* _STATED PROBLEM_
Copy the items word for word, starting at the very beginning of the items and ending at the line that contains "The rotating shaft 27 is at (535, 119).", with both ends included.

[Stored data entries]
* * *

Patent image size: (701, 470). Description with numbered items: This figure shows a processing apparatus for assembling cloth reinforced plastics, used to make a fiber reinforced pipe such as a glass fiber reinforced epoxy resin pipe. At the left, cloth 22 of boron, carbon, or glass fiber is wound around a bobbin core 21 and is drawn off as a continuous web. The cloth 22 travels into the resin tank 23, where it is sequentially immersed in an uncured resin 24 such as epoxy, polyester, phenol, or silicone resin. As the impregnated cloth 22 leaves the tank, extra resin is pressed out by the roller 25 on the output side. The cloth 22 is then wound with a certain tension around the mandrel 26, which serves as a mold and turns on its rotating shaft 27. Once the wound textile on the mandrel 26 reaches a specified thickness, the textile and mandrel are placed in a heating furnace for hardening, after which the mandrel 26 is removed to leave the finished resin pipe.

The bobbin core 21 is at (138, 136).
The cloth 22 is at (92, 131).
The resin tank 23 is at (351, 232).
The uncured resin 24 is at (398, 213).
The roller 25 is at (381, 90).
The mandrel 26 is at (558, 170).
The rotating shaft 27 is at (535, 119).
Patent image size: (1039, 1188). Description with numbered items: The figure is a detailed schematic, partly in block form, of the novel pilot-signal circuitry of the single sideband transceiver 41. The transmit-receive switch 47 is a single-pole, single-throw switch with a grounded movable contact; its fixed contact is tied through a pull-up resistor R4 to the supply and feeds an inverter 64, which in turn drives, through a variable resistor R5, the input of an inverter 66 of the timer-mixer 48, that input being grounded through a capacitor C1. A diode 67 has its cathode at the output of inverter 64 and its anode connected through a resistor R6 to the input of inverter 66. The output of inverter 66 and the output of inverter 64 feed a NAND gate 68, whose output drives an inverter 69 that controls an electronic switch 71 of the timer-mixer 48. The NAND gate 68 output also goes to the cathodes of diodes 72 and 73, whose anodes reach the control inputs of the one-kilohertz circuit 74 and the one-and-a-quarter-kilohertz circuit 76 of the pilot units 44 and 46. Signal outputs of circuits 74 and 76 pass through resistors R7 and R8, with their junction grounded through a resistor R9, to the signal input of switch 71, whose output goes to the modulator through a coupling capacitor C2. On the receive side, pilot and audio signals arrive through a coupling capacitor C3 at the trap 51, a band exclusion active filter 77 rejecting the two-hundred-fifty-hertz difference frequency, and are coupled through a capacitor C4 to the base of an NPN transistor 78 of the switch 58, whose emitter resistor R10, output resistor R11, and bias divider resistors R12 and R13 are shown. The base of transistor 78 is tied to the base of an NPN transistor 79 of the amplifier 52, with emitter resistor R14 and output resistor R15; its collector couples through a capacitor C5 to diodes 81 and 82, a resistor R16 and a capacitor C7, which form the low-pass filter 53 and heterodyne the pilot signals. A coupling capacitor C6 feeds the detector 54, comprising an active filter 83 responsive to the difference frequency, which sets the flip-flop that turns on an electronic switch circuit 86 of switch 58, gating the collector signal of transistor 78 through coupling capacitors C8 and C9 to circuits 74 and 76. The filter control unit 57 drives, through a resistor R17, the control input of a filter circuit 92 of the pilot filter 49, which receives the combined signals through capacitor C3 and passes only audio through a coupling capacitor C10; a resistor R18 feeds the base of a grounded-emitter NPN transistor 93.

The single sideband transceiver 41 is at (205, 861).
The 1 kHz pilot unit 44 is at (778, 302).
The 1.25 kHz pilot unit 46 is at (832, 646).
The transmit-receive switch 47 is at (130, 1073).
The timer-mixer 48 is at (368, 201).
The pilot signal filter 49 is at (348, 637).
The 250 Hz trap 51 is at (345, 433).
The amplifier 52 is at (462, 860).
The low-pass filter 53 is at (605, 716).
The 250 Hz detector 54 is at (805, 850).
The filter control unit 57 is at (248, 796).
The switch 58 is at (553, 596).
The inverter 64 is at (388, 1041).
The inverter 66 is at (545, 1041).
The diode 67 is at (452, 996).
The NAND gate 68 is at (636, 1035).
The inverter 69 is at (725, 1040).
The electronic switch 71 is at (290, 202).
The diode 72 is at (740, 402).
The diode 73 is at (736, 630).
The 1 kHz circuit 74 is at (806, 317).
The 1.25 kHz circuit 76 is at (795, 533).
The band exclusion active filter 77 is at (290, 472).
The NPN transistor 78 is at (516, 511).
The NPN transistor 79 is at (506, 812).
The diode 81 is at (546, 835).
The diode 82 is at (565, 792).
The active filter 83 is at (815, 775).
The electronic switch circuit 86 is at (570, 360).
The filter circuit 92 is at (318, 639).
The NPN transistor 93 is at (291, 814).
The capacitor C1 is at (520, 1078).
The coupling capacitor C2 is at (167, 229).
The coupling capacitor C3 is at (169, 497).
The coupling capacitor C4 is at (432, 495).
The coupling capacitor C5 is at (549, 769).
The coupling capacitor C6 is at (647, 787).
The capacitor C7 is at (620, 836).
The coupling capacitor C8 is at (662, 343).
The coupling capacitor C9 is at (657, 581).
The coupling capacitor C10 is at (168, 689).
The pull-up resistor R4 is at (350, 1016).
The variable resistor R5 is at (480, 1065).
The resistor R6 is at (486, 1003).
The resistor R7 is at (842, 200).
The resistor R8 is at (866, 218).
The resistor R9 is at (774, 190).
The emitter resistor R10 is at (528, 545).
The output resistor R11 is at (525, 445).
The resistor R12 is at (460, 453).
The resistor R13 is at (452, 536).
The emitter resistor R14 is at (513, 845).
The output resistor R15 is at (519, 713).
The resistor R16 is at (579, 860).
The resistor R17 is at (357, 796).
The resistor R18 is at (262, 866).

* * *

* _THE SOLUTION_
Patent image size: (701, 470). Description with numbered items: This figure shows a processing apparatus for assembling cloth reinforced plastics, used to make a fiber reinforced pipe such as a glass fiber reinforced epoxy resin pipe. At the left, cloth 22 of boron, carbon, or glass fiber is wound around a bobbin core 21 and is drawn off as a continuous web. The cloth 22 travels into the resin tank 23, where it is sequentially immersed in an uncured resin 24 such as epoxy, polyester, phenol, or silicone resin. As the impregnated cloth 22 leaves the tank, extra resin is pressed out by the roller 25 on the output side. The cloth 22 is then wound with a certain tension around the mandrel 26, which serves as a mold and turns on its rotating shaft 27. Once the wound textile on the mandrel 26 reaches a specified thickness, the textile and mandrel are placed in a heating furnace for hardening, after which the mandrel 26 is removed to leave the finished resin pipe.

The bobbin core 21 is at (138, 136).
The cloth 22 is at (92, 131).
The resin tank 23 is at (351, 232).
The uncured resin 24 is at (398, 213).
The roller 25 is at (381, 90).
The mandrel 26 is at (558, 170).
The rotating shaft 27 is at (535, 119).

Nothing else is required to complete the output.